# STATED EXERCISE
Copy everything in the listing below word for word, apart from any images.

(Data entries for graphics)
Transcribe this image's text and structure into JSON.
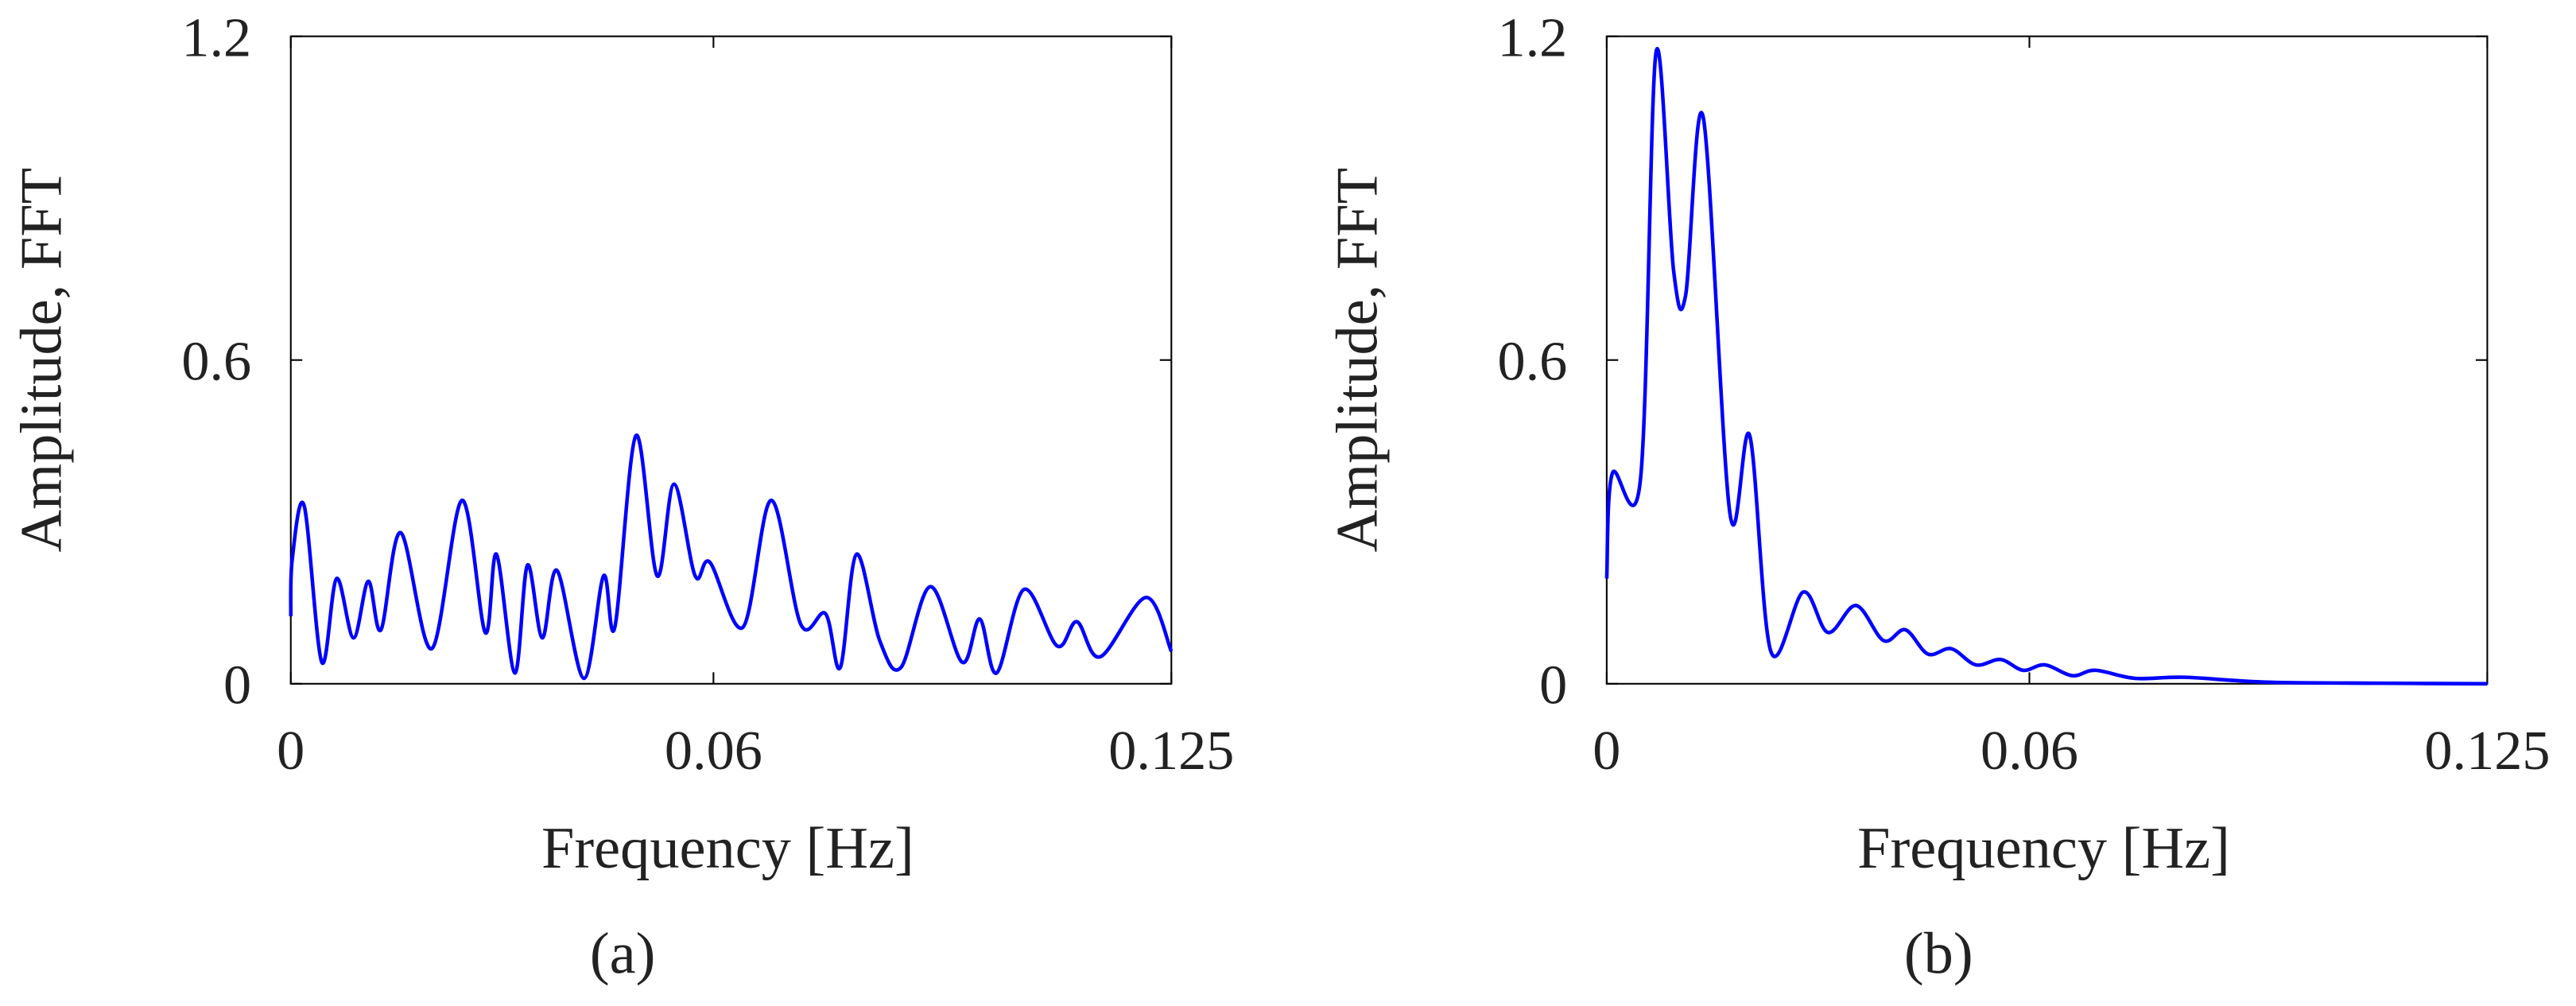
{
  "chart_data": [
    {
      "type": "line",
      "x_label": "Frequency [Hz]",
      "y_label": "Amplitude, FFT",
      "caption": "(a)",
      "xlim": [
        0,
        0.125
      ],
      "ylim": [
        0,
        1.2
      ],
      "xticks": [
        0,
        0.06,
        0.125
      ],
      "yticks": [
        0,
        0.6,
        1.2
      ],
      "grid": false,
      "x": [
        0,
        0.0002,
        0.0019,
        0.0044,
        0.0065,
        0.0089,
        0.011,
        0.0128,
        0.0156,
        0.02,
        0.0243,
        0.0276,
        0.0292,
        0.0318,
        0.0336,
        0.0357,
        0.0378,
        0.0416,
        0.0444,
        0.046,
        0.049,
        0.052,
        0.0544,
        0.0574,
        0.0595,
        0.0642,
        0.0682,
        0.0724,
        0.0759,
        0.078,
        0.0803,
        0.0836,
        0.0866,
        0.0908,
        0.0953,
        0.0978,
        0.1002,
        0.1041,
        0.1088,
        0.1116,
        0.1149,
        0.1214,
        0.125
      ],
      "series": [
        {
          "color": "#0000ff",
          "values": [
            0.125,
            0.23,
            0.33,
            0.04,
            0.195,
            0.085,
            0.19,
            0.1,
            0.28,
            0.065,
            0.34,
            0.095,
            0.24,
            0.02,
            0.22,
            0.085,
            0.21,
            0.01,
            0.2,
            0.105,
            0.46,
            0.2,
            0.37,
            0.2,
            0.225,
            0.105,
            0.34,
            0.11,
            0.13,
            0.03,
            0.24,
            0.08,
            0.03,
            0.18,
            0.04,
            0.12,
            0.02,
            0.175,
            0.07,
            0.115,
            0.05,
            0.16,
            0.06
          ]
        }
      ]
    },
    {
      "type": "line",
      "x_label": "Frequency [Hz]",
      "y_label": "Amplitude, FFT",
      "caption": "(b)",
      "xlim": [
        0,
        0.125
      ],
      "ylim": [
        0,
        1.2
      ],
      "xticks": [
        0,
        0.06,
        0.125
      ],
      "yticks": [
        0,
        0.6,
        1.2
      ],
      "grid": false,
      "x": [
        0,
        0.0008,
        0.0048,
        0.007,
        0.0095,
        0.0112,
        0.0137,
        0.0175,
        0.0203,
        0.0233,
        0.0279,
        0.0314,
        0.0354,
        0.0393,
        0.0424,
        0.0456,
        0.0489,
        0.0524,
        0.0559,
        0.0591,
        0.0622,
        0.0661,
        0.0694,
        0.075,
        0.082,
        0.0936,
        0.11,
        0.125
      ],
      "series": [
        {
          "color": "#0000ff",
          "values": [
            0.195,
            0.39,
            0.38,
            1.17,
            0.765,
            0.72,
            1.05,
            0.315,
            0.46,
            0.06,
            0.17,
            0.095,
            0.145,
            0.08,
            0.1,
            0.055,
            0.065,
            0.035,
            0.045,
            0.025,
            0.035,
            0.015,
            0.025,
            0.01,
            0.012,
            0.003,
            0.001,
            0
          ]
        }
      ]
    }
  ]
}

# COMPLETED TASK
Transcribe this image's text and structure into JSON.
{
  "chart_data": [
    {
      "type": "line",
      "x_label": "Frequency [Hz]",
      "y_label": "Amplitude, FFT",
      "caption": "(a)",
      "xlim": [
        0,
        0.125
      ],
      "ylim": [
        0,
        1.2
      ],
      "xticks": [
        0,
        0.06,
        0.125
      ],
      "yticks": [
        0,
        0.6,
        1.2
      ],
      "grid": false,
      "x": [
        0,
        0.0002,
        0.0019,
        0.0044,
        0.0065,
        0.0089,
        0.011,
        0.0128,
        0.0156,
        0.02,
        0.0243,
        0.0276,
        0.0292,
        0.0318,
        0.0336,
        0.0357,
        0.0378,
        0.0416,
        0.0444,
        0.046,
        0.049,
        0.052,
        0.0544,
        0.0574,
        0.0595,
        0.0642,
        0.0682,
        0.0724,
        0.0759,
        0.078,
        0.0803,
        0.0836,
        0.0866,
        0.0908,
        0.0953,
        0.0978,
        0.1002,
        0.1041,
        0.1088,
        0.1116,
        0.1149,
        0.1214,
        0.125
      ],
      "series": [
        {
          "color": "#0000ff",
          "values": [
            0.125,
            0.23,
            0.33,
            0.04,
            0.195,
            0.085,
            0.19,
            0.1,
            0.28,
            0.065,
            0.34,
            0.095,
            0.24,
            0.02,
            0.22,
            0.085,
            0.21,
            0.01,
            0.2,
            0.105,
            0.46,
            0.2,
            0.37,
            0.2,
            0.225,
            0.105,
            0.34,
            0.11,
            0.13,
            0.03,
            0.24,
            0.08,
            0.03,
            0.18,
            0.04,
            0.12,
            0.02,
            0.175,
            0.07,
            0.115,
            0.05,
            0.16,
            0.06
          ]
        }
      ]
    },
    {
      "type": "line",
      "x_label": "Frequency [Hz]",
      "y_label": "Amplitude, FFT",
      "caption": "(b)",
      "xlim": [
        0,
        0.125
      ],
      "ylim": [
        0,
        1.2
      ],
      "xticks": [
        0,
        0.06,
        0.125
      ],
      "yticks": [
        0,
        0.6,
        1.2
      ],
      "grid": false,
      "x": [
        0,
        0.0008,
        0.0048,
        0.007,
        0.0095,
        0.0112,
        0.0137,
        0.0175,
        0.0203,
        0.0233,
        0.0279,
        0.0314,
        0.0354,
        0.0393,
        0.0424,
        0.0456,
        0.0489,
        0.0524,
        0.0559,
        0.0591,
        0.0622,
        0.0661,
        0.0694,
        0.075,
        0.082,
        0.0936,
        0.11,
        0.125
      ],
      "series": [
        {
          "color": "#0000ff",
          "values": [
            0.195,
            0.39,
            0.38,
            1.17,
            0.765,
            0.72,
            1.05,
            0.315,
            0.46,
            0.06,
            0.17,
            0.095,
            0.145,
            0.08,
            0.1,
            0.055,
            0.065,
            0.035,
            0.045,
            0.025,
            0.035,
            0.015,
            0.025,
            0.01,
            0.012,
            0.003,
            0.001,
            0
          ]
        }
      ]
    }
  ]
}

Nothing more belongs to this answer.